Find the string "with" and gather every line that holds it.

*DATASET ROWS*
┌──
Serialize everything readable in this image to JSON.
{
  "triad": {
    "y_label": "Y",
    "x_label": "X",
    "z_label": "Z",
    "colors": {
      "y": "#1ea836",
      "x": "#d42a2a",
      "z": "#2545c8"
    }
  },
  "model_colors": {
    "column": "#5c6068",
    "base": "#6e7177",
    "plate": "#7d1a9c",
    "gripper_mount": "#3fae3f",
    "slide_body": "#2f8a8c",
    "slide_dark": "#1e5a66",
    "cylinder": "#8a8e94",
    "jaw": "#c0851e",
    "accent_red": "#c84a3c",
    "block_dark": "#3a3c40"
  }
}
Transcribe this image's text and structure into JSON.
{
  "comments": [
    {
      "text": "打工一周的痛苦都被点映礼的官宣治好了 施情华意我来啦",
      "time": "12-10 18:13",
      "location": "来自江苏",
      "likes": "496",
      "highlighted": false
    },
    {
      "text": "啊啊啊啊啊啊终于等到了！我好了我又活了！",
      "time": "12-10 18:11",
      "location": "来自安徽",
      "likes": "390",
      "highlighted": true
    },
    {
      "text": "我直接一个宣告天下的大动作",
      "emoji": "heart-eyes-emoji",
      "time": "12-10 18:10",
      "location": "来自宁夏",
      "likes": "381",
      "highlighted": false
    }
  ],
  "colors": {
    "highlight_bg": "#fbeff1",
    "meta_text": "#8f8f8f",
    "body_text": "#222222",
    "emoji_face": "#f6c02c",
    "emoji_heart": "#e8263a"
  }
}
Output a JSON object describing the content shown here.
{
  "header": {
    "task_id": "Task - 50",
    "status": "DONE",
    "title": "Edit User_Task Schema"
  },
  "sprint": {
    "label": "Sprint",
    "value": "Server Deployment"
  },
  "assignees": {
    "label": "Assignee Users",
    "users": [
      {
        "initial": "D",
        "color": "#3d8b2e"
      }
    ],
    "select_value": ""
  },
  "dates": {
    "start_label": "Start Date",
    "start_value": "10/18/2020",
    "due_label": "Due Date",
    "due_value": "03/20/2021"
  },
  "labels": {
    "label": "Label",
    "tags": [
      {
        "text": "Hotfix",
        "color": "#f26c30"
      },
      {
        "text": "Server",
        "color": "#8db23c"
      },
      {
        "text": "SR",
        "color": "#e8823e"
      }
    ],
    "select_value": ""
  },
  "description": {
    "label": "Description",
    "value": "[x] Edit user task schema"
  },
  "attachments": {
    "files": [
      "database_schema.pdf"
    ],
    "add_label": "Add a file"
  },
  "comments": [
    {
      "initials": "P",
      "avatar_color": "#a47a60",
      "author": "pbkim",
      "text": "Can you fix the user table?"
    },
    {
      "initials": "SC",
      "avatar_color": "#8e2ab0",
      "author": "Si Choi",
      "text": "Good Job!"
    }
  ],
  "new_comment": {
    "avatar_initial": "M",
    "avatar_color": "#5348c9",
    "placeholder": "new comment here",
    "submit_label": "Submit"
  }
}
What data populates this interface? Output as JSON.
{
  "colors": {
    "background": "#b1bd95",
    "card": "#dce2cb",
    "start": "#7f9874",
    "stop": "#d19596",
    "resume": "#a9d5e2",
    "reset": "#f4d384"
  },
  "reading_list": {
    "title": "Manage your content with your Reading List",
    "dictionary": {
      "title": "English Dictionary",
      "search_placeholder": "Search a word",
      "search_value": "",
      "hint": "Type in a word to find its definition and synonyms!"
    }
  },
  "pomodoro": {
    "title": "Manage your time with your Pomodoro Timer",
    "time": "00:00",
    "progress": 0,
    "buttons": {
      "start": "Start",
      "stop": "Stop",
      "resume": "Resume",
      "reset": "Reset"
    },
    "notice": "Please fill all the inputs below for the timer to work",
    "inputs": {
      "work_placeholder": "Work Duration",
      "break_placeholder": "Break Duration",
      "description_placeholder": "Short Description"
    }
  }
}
└──
*RESULT BELOW*
    "title": "Manage your content with your Reading List",
    "title": "Manage your time with your Pomodoro Timer",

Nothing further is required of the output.